■ **REQUIRED WORK**:
Among the entries that follow, tally the lines with the string "Create". Give no more than the number.

■ **Extracted data entries**:
_ _ _ _ _
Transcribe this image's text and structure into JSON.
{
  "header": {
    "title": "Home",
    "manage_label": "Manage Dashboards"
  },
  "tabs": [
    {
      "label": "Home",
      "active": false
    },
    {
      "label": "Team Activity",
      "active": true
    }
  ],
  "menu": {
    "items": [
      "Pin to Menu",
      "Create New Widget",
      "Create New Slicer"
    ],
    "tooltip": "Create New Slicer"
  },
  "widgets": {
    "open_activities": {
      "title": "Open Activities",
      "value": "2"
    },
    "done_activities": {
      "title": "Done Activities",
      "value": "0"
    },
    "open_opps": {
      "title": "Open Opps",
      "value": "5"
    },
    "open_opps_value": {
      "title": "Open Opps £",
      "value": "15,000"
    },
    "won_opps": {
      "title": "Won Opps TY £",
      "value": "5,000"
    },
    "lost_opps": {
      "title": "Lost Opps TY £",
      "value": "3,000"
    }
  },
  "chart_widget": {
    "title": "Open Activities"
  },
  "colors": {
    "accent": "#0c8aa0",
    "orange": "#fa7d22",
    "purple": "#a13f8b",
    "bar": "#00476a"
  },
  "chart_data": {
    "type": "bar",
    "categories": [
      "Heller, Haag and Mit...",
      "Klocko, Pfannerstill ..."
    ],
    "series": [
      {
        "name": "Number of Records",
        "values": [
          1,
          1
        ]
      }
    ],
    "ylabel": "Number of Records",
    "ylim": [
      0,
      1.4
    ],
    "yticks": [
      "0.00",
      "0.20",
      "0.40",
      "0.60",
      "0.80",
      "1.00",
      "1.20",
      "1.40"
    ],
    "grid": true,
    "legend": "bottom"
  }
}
_ _ _ _ _
■ **ANSWER FOR THIS EXERCISE**:
3